Pull out every line containing the string "data".
**** Information supplied
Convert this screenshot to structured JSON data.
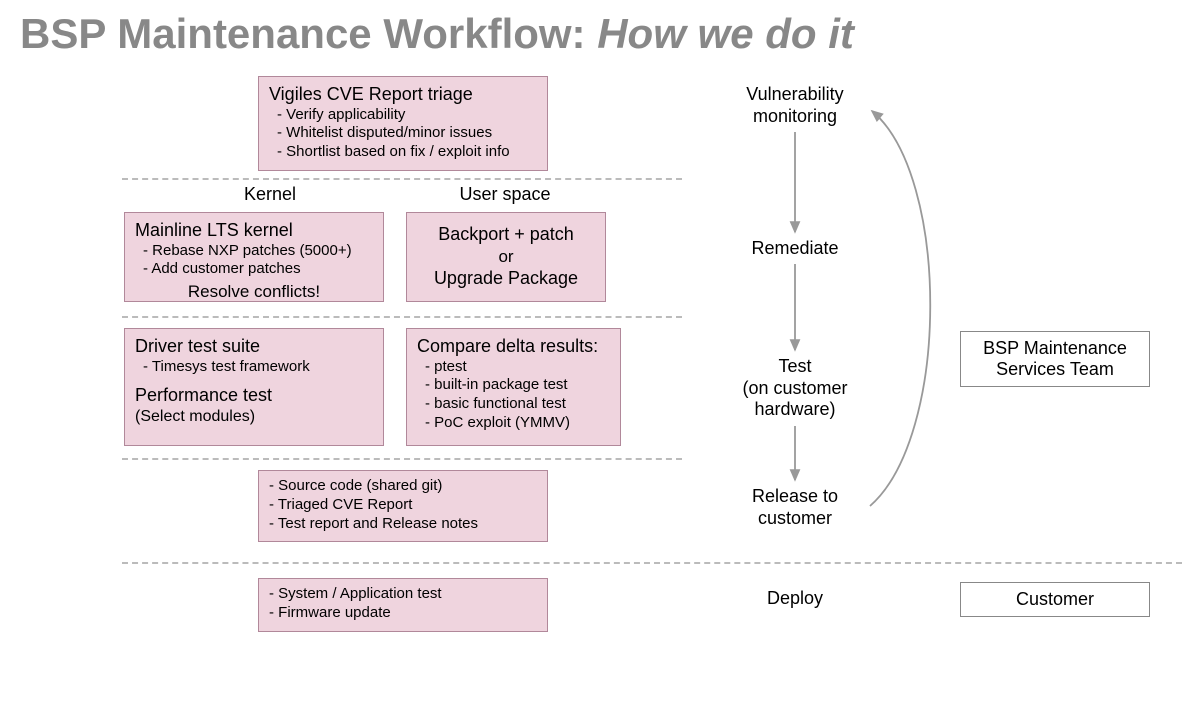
{
  "title_prefix": "BSP Maintenance Workflow: ",
  "title_italic": "How we do it",
  "triage": {
    "title": "Vigiles CVE Report triage",
    "b1": "- Verify applicability",
    "b2": "- Whitelist disputed/minor issues",
    "b3": "- Shortlist based on fix / exploit info"
  },
  "col_labels": {
    "kernel": "Kernel",
    "user": "User space"
  },
  "kernel_rem": {
    "title": "Mainline LTS kernel",
    "b1": "- Rebase NXP patches (5000+)",
    "b2": "- Add customer patches",
    "resolve": "Resolve conflicts!"
  },
  "user_rem": {
    "l1": "Backport + patch",
    "l2": "or",
    "l3": "Upgrade Package"
  },
  "kernel_test": {
    "t1": "Driver test suite",
    "b1": "- Timesys test framework",
    "t2": "Performance test",
    "b2": "(Select modules)"
  },
  "user_test": {
    "t1": "Compare delta results:",
    "b1": "- ptest",
    "b2": "- built-in package test",
    "b3": "- basic functional test",
    "b4": "- PoC exploit (YMMV)"
  },
  "release": {
    "b1": "- Source code (shared git)",
    "b2": "- Triaged CVE Report",
    "b3": "- Test report and Release notes"
  },
  "deploy_box": {
    "b1": "- System / Application test",
    "b2": "- Firmware update"
  },
  "flow": {
    "vuln": "Vulnerability monitoring",
    "rem": "Remediate",
    "test": "Test",
    "test2": "(on customer hardware)",
    "rel": "Release to customer",
    "dep": "Deploy"
  },
  "team": {
    "l1": "BSP Maintenance",
    "l2": "Services Team"
  },
  "customer": "Customer"
}
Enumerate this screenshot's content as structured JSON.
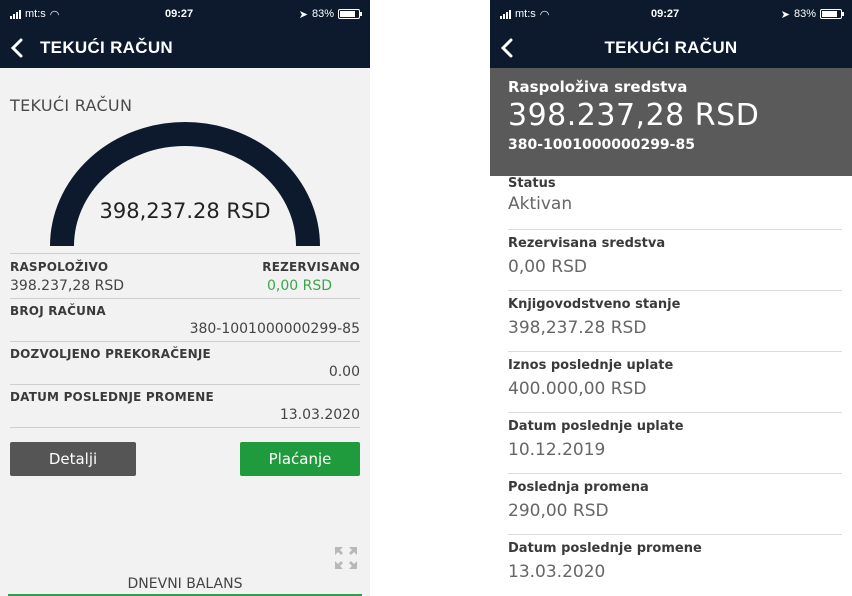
{
  "left": {
    "status": {
      "carrier": "mt:s",
      "time": "09:27",
      "battery": "83%"
    },
    "nav_title": "TEKUĆI RAČUN",
    "card_title": "TEKUĆI RAČUN",
    "gauge_value": "398,237.28 RSD",
    "available_label": "RASPOLOŽIVO",
    "available_value": "398.237,28 RSD",
    "reserved_label": "REZERVISANO",
    "reserved_value": "0,00 RSD",
    "account_label": "BROJ RAČUNA",
    "account_value": "380-1001000000299-85",
    "overdraft_label": "DOZVOLJENO PREKORAČENJE",
    "overdraft_value": "0.00",
    "last_change_label": "DATUM POSLEDNJE PROMENE",
    "last_change_value": "13.03.2020",
    "details_button": "Detalji",
    "payment_button": "Plaćanje",
    "daily_balance": "DNEVNI BALANS"
  },
  "right": {
    "status": {
      "carrier": "mt:s",
      "time": "09:27",
      "battery": "83%"
    },
    "nav_title": "TEKUĆI RAČUN",
    "summary": {
      "label": "Raspoloživa sredstva",
      "amount": "398.237,28 RSD",
      "account": "380-1001000000299-85"
    },
    "details": [
      {
        "label": "Status",
        "value": "Aktivan"
      },
      {
        "label": "Rezervisana sredstva",
        "value": "0,00 RSD"
      },
      {
        "label": "Knjigovodstveno stanje",
        "value": "398,237.28 RSD"
      },
      {
        "label": "Iznos poslednje uplate",
        "value": "400.000,00 RSD"
      },
      {
        "label": "Datum poslednje uplate",
        "value": "10.12.2019"
      },
      {
        "label": "Poslednja promena",
        "value": "290,00 RSD"
      },
      {
        "label": "Datum poslednje promene",
        "value": "13.03.2020"
      }
    ]
  },
  "colors": {
    "header": "#0d1a2e",
    "gauge": "#0d1a2e",
    "accent_green": "#1f9a3c",
    "summary_bg": "#5a5a5a"
  },
  "icons": [
    "signal-icon",
    "wifi-icon",
    "location-icon",
    "battery-icon",
    "back-chevron-icon",
    "expand-icon"
  ]
}
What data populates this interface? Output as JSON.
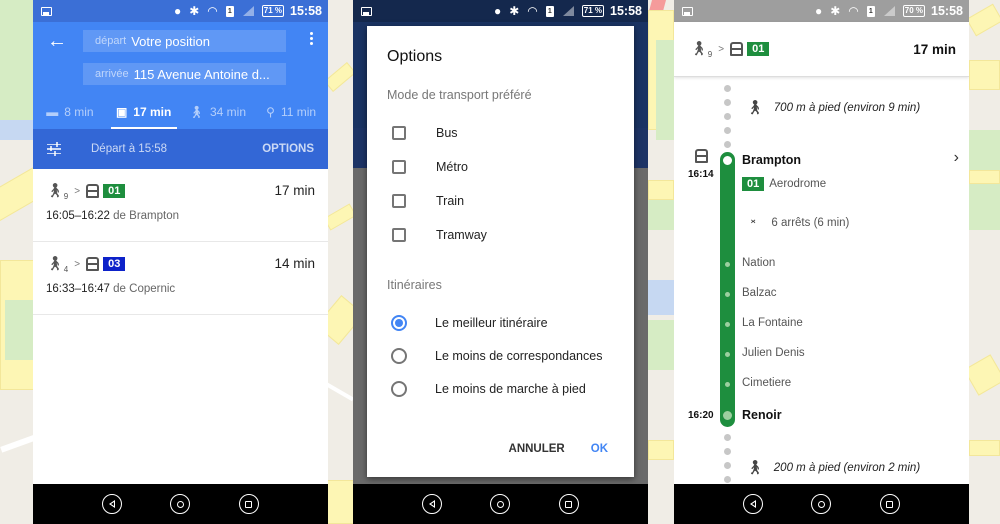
{
  "colors": {
    "blue_primary": "#4285f4",
    "blue_dark": "#3367d6",
    "line_01": "#1e8e3e",
    "line_03": "#0d22c9"
  },
  "status": {
    "phone1": {
      "battery": "71 %",
      "time": "15:58",
      "sim": "1"
    },
    "phone2": {
      "battery": "71 %",
      "time": "15:58",
      "sim": "1"
    },
    "phone3": {
      "battery": "70 %",
      "time": "15:58",
      "sim": "1"
    }
  },
  "directions": {
    "back_icon": "arrow-left-icon",
    "depart_label": "départ",
    "depart_value": "Votre position",
    "arrivee_label": "arrivée",
    "arrivee_value": "115 Avenue Antoine d...",
    "modes": [
      {
        "icon": "car-icon",
        "glyph": "🚘",
        "label": "8 min",
        "active": false
      },
      {
        "icon": "transit-icon",
        "glyph": "🚆",
        "label": "17 min",
        "active": true
      },
      {
        "icon": "walk-icon",
        "glyph": "🚶",
        "label": "34 min",
        "active": false
      },
      {
        "icon": "bike-icon",
        "glyph": "🚲",
        "label": "11 min",
        "active": false
      }
    ],
    "depart_time": "Départ à 15:58",
    "options_label": "OPTIONS",
    "routes": [
      {
        "walk_minutes": "9",
        "line": "01",
        "duration": "17 min",
        "times": "16:05–16:22",
        "from": "de Brampton"
      },
      {
        "walk_minutes": "4",
        "line": "03",
        "duration": "14 min",
        "times": "16:33–16:47",
        "from": "de Copernic"
      }
    ]
  },
  "options_dialog": {
    "title": "Options",
    "mode_section": "Mode de transport préféré",
    "modes": [
      {
        "label": "Bus",
        "checked": false
      },
      {
        "label": "Métro",
        "checked": false
      },
      {
        "label": "Train",
        "checked": false
      },
      {
        "label": "Tramway",
        "checked": false
      }
    ],
    "itinerary_section": "Itinéraires",
    "itineraries": [
      {
        "label": "Le meilleur itinéraire",
        "selected": true
      },
      {
        "label": "Le moins de correspondances",
        "selected": false
      },
      {
        "label": "Le moins de marche à pied",
        "selected": false
      }
    ],
    "cancel_label": "ANNULER",
    "ok_label": "OK"
  },
  "route_detail": {
    "walk_minutes": "9",
    "line": "01",
    "duration": "17 min",
    "walk_start": "700 m à pied (environ 9 min)",
    "board_time": "16:14",
    "board_stop": "Brampton",
    "direction": "Aerodrome",
    "stops_summary": "6 arrêts (6 min)",
    "intermediate_stops": [
      "Nation",
      "Balzac",
      "La Fontaine",
      "Julien Denis",
      "Cimetiere"
    ],
    "alight_time": "16:20",
    "alight_stop": "Renoir",
    "walk_end": "200 m à pied (environ 2 min)"
  }
}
********
### Task answer
Convert this screenshot to structured JSON data.
What data populates this interface? Output as JSON.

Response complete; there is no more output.